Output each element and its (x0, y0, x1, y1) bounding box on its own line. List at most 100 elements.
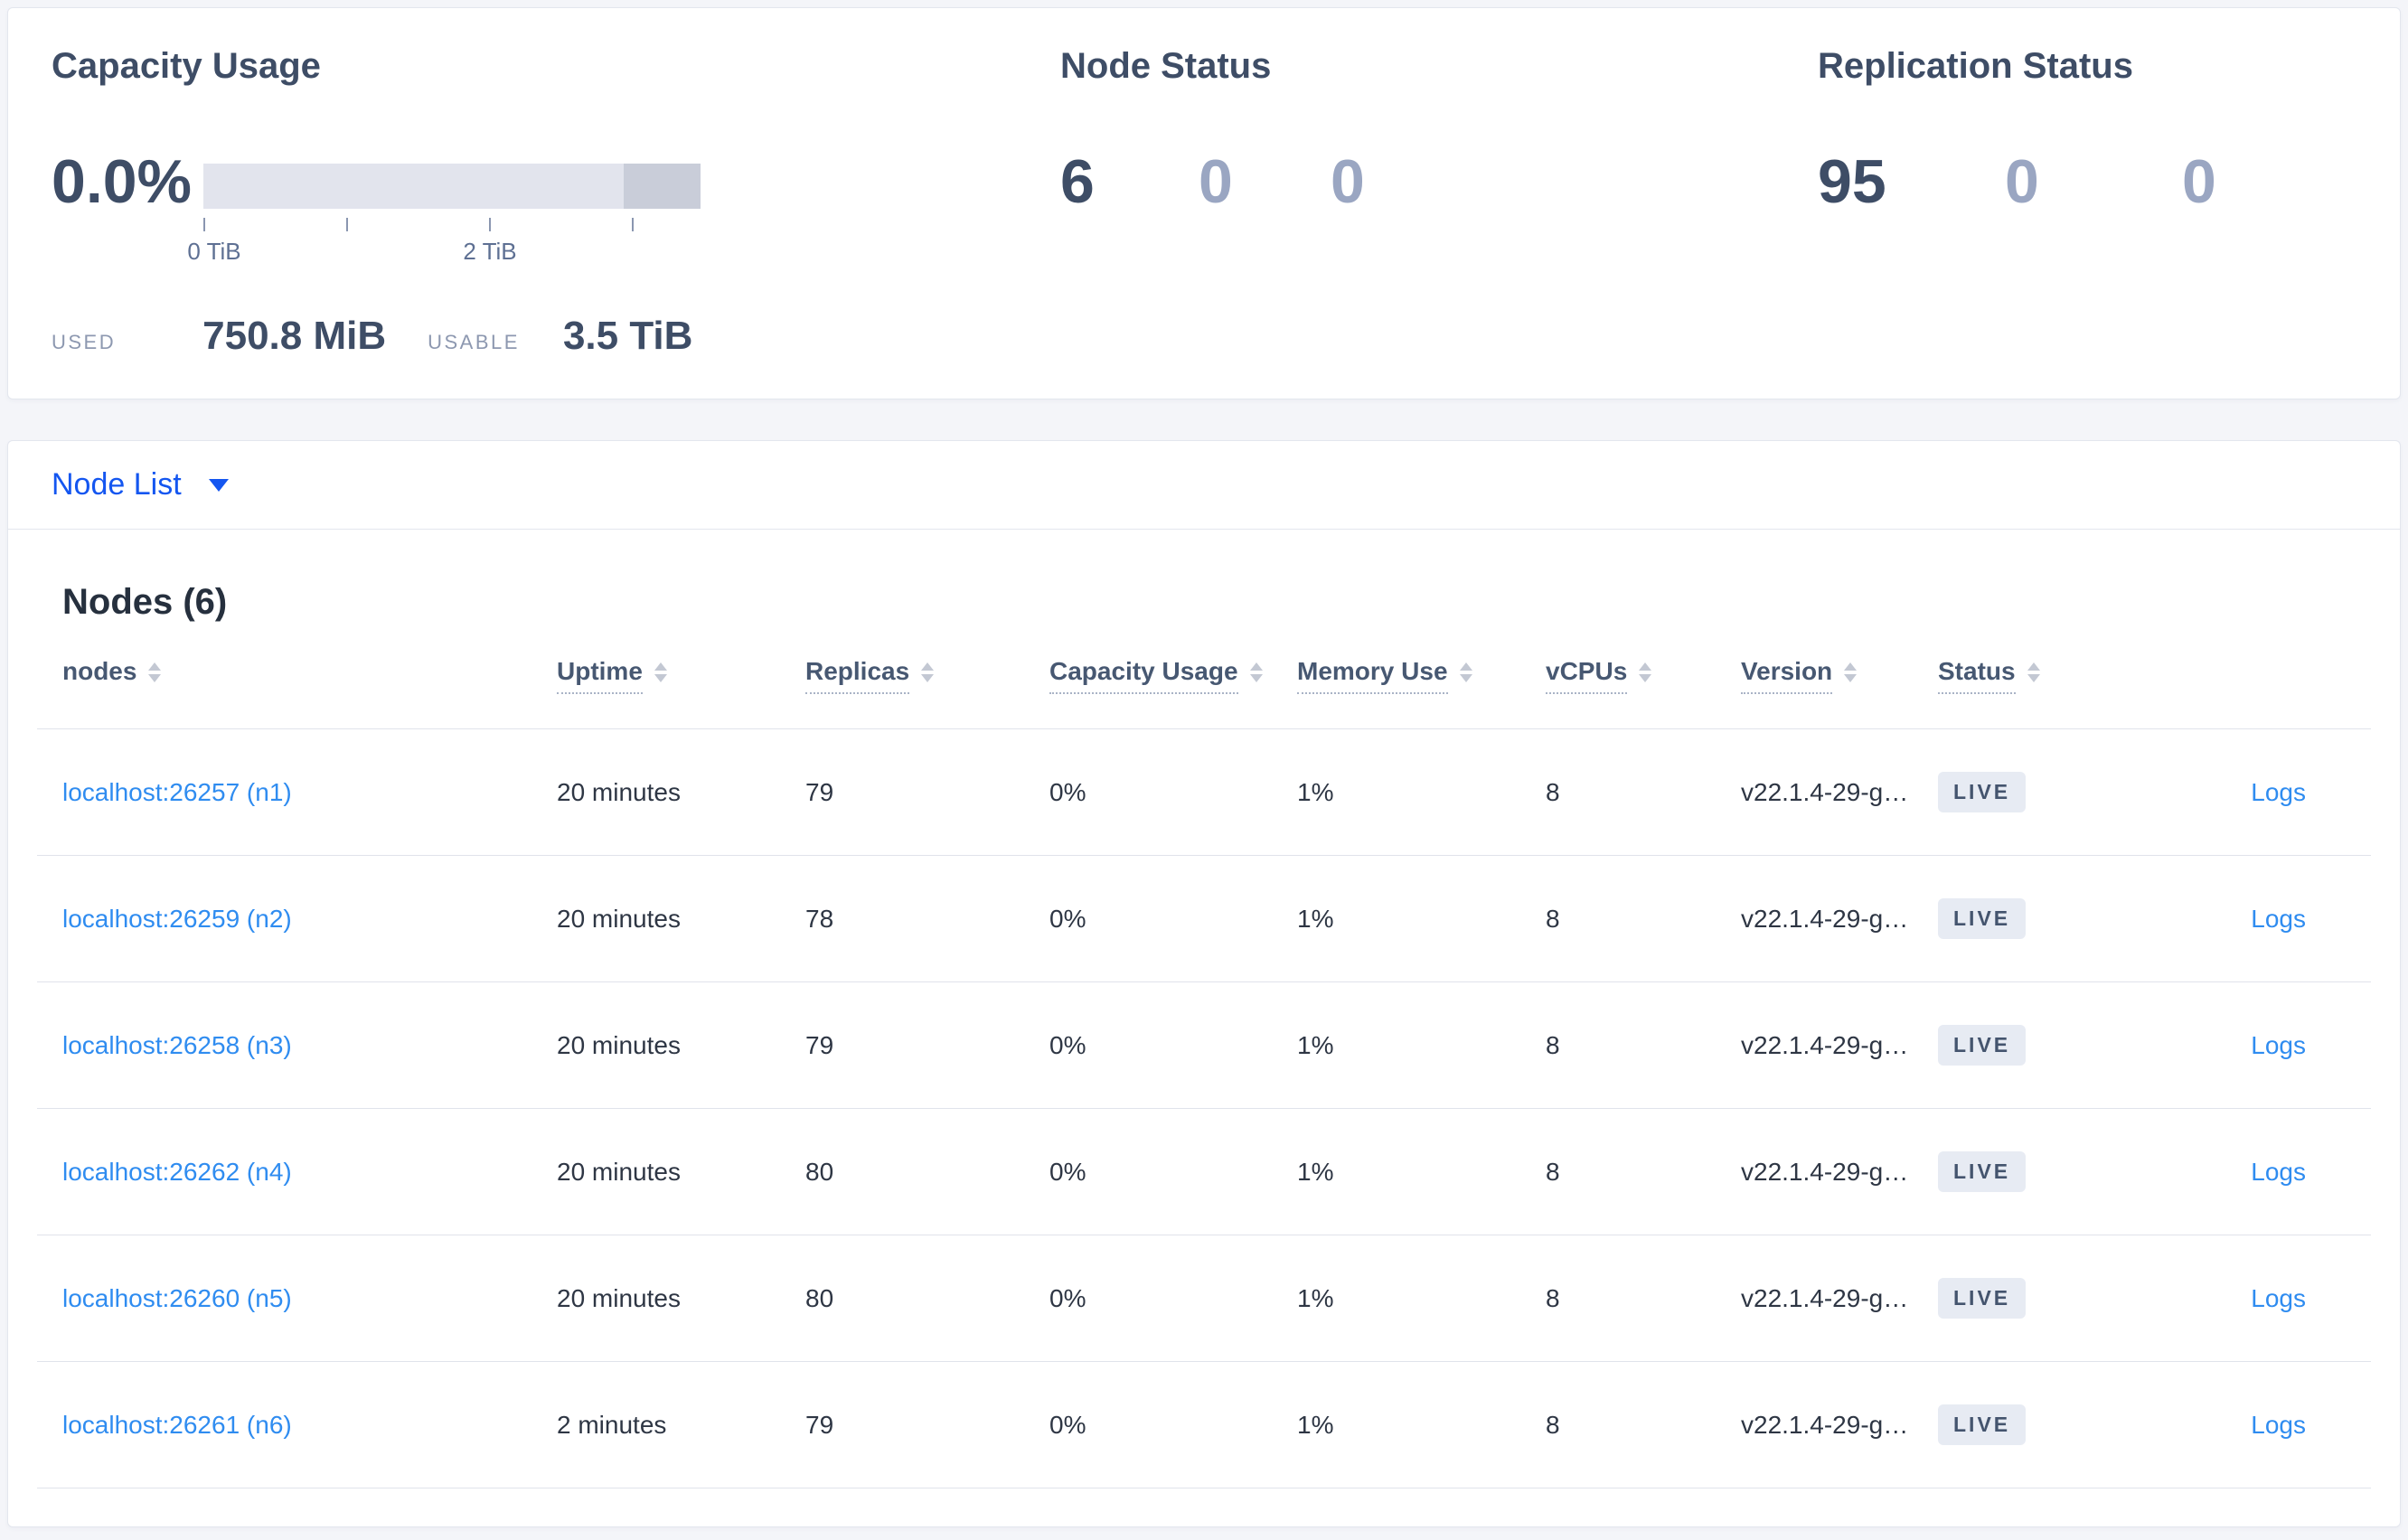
---
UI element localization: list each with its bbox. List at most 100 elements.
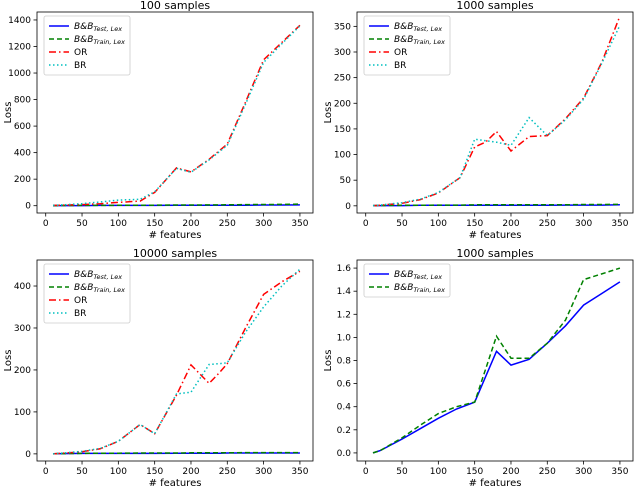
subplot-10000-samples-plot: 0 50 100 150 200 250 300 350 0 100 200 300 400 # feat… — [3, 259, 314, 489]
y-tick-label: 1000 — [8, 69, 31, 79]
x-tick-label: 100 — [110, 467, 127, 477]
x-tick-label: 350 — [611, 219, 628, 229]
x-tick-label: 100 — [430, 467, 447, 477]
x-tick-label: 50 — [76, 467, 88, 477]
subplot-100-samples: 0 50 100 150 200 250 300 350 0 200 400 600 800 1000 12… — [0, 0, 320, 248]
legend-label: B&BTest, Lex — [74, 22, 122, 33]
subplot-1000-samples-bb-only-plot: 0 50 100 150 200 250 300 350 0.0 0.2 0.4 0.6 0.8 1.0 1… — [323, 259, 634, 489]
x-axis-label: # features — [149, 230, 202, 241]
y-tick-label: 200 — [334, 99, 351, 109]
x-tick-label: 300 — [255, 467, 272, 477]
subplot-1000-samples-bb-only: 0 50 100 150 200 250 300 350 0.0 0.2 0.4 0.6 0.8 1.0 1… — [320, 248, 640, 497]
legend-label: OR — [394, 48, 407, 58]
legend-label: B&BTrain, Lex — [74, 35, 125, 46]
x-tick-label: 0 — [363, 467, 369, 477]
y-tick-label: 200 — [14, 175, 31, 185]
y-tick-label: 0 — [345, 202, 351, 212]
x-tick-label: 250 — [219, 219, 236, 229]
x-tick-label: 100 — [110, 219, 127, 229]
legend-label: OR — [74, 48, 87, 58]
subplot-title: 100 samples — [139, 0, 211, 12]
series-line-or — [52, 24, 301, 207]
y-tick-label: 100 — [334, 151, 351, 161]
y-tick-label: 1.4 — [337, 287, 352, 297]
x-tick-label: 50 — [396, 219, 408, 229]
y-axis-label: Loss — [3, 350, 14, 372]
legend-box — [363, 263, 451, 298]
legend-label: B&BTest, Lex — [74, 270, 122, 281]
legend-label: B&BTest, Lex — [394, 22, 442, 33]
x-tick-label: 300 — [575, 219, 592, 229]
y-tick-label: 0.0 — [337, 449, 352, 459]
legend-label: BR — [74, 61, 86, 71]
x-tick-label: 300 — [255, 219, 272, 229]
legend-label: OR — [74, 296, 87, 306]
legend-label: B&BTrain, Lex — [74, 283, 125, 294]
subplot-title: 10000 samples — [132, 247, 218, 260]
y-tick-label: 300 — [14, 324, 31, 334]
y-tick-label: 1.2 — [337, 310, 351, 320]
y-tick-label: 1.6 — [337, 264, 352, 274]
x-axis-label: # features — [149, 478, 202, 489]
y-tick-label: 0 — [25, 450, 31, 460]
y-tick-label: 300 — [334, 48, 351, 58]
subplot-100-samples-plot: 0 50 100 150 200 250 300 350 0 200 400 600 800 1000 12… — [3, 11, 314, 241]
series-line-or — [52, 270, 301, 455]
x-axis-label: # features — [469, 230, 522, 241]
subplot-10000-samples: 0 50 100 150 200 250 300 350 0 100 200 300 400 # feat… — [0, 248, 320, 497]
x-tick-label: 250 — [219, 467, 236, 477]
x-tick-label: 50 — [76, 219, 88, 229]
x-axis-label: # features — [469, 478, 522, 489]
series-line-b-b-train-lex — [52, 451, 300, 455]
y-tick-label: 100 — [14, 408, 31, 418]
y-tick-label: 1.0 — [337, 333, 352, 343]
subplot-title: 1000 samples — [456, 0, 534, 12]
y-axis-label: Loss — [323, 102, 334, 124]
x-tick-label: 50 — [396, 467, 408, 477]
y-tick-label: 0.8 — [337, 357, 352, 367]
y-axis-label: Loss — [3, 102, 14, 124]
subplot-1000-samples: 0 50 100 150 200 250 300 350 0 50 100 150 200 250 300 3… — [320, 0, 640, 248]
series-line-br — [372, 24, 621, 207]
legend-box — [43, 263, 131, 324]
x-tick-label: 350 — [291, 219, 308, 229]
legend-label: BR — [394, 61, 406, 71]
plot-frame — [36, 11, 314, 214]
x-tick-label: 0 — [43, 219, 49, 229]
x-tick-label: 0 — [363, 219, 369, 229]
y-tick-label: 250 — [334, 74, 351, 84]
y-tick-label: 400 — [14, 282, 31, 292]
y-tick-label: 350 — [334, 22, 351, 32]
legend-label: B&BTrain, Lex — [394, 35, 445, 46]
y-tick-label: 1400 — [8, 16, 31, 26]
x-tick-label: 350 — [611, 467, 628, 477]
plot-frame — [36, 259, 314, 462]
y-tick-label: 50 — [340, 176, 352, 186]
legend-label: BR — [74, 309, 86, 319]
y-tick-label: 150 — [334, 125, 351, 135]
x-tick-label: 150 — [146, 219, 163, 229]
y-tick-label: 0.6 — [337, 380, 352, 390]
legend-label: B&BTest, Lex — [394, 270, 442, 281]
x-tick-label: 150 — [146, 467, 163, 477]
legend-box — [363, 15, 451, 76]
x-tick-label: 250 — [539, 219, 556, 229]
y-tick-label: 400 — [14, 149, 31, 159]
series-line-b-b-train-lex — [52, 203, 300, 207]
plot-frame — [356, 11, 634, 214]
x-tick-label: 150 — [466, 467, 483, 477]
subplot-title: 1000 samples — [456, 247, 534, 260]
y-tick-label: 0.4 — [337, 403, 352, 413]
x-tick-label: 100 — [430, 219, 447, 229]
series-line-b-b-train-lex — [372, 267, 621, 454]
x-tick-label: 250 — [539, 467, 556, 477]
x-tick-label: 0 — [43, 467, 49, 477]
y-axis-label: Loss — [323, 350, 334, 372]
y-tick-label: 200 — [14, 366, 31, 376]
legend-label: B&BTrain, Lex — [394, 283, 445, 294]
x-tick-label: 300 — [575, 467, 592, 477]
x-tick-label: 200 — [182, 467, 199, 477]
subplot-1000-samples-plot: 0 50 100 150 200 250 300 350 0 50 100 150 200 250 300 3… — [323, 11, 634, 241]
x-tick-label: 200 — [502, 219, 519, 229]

What is required: Can you rewrite the entries from the line with "UI element localization: list" to the line with "series-line-or — [52, 24, 301, 207]", replacing "legend-label" with "legend-text" and leaving everything else unchanged? Omit the pictures from your answer.

Exercise output:
UI element localization: list each with its bbox. List at most 100 elements.
subplot-10000-samples-plot: 0 50 100 150 200 250 300 350 0 100 200 300 400 # feat… — [3, 259, 314, 489]
y-tick-label: 1000 — [8, 69, 31, 79]
x-tick-label: 100 — [110, 467, 127, 477]
x-tick-label: 350 — [611, 219, 628, 229]
x-tick-label: 100 — [430, 467, 447, 477]
x-tick-label: 50 — [76, 467, 88, 477]
subplot-100-samples: 0 50 100 150 200 250 300 350 0 200 400 600 800 1000 12… — [0, 0, 320, 248]
legend-text: B&BTest, Lex — [74, 22, 122, 33]
subplot-1000-samples-bb-only-plot: 0 50 100 150 200 250 300 350 0.0 0.2 0.4 0.6 0.8 1.0 1… — [323, 259, 634, 489]
x-axis-label: # features — [149, 230, 202, 241]
y-tick-label: 200 — [334, 99, 351, 109]
x-tick-label: 300 — [255, 467, 272, 477]
subplot-1000-samples-bb-only: 0 50 100 150 200 250 300 350 0.0 0.2 0.4 0.6 0.8 1.0 1… — [320, 248, 640, 497]
legend-text: OR — [394, 48, 407, 58]
legend-text: B&BTrain, Lex — [74, 35, 125, 46]
x-tick-label: 0 — [363, 467, 369, 477]
y-tick-label: 200 — [14, 175, 31, 185]
y-tick-label: 0 — [345, 202, 351, 212]
x-tick-label: 250 — [219, 219, 236, 229]
x-tick-label: 100 — [110, 219, 127, 229]
legend-text: OR — [74, 48, 87, 58]
subplot-title: 100 samples — [139, 0, 211, 12]
series-line-or — [52, 24, 301, 207]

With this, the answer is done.